## INSTRUCTIONS TO FOLLOW
Copy the data below, swapping every instance of "footnote-reference" for "footnote-marker" and leaving everything else as it is.

═════ PROVIDED DATA ═════

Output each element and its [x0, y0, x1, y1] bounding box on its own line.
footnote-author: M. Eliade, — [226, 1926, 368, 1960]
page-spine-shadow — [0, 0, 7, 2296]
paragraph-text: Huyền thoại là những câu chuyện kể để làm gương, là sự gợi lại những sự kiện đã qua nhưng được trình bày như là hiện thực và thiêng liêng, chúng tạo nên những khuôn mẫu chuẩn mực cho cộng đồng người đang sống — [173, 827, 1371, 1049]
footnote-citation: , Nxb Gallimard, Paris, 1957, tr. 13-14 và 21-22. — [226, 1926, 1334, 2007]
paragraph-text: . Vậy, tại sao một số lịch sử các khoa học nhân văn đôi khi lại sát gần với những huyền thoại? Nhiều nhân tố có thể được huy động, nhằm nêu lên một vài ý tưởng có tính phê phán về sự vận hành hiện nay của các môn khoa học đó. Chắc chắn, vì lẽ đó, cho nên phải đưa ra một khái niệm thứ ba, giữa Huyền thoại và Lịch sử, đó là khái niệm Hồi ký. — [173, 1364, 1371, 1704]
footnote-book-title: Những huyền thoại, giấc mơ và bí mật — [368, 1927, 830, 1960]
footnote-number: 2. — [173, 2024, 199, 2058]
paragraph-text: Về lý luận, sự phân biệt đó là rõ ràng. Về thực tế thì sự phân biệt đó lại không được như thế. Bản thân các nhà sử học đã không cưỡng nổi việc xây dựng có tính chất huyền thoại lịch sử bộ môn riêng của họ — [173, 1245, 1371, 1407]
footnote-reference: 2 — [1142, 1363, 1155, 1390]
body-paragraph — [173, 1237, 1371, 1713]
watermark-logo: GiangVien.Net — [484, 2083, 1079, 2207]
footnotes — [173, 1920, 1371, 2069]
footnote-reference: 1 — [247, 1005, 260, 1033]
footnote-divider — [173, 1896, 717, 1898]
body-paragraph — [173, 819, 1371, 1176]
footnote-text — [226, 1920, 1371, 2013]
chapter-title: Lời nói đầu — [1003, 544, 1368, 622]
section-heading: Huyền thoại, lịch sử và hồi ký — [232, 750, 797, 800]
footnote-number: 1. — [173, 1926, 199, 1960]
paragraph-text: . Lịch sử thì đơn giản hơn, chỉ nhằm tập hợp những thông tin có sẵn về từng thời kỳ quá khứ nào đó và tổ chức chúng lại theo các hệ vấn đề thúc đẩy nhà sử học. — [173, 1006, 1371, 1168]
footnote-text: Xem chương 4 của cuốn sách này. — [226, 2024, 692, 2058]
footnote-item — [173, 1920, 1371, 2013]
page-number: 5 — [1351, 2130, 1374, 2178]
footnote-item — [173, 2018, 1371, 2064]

═════

## FULL OUTPUT
Output each element and its [x0, y0, x1, y1] bounding box on its own line.
footnote-author: M. Eliade, — [226, 1926, 368, 1960]
page-spine-shadow — [0, 0, 7, 2296]
paragraph-text: Huyền thoại là những câu chuyện kể để làm gương, là sự gợi lại những sự kiện đã qua nhưng được trình bày như là hiện thực và thiêng liêng, chúng tạo nên những khuôn mẫu chuẩn mực cho cộng đồng người đang sống — [173, 827, 1371, 1049]
footnote-citation: , Nxb Gallimard, Paris, 1957, tr. 13-14 và 21-22. — [226, 1926, 1334, 2007]
paragraph-text: . Vậy, tại sao một số lịch sử các khoa học nhân văn đôi khi lại sát gần với những huyền thoại? Nhiều nhân tố có thể được huy động, nhằm nêu lên một vài ý tưởng có tính phê phán về sự vận hành hiện nay của các môn khoa học đó. Chắc chắn, vì lẽ đó, cho nên phải đưa ra một khái niệm thứ ba, giữa Huyền thoại và Lịch sử, đó là khái niệm Hồi ký. — [173, 1364, 1371, 1704]
footnote-book-title: Những huyền thoại, giấc mơ và bí mật — [368, 1927, 830, 1960]
footnote-number: 2. — [173, 2024, 199, 2058]
paragraph-text: Về lý luận, sự phân biệt đó là rõ ràng. Về thực tế thì sự phân biệt đó lại không được như thế. Bản thân các nhà sử học đã không cưỡng nổi việc xây dựng có tính chất huyền thoại lịch sử bộ môn riêng của họ — [173, 1245, 1371, 1407]
footnote-marker: 2 — [1142, 1363, 1155, 1390]
body-paragraph — [173, 1237, 1371, 1713]
watermark-logo: GiangVien.Net — [484, 2083, 1079, 2207]
footnotes — [173, 1920, 1371, 2069]
footnote-marker: 1 — [247, 1005, 260, 1033]
footnote-divider — [173, 1896, 717, 1898]
body-paragraph — [173, 819, 1371, 1176]
footnote-text — [226, 1920, 1371, 2013]
chapter-title: Lời nói đầu — [1003, 544, 1368, 622]
section-heading: Huyền thoại, lịch sử và hồi ký — [232, 750, 797, 800]
footnote-number: 1. — [173, 1926, 199, 1960]
paragraph-text: . Lịch sử thì đơn giản hơn, chỉ nhằm tập hợp những thông tin có sẵn về từng thời kỳ quá khứ nào đó và tổ chức chúng lại theo các hệ vấn đề thúc đẩy nhà sử học. — [173, 1006, 1371, 1168]
footnote-text: Xem chương 4 của cuốn sách này. — [226, 2024, 692, 2058]
footnote-item — [173, 1920, 1371, 2013]
page-number: 5 — [1351, 2130, 1374, 2178]
footnote-item — [173, 2018, 1371, 2064]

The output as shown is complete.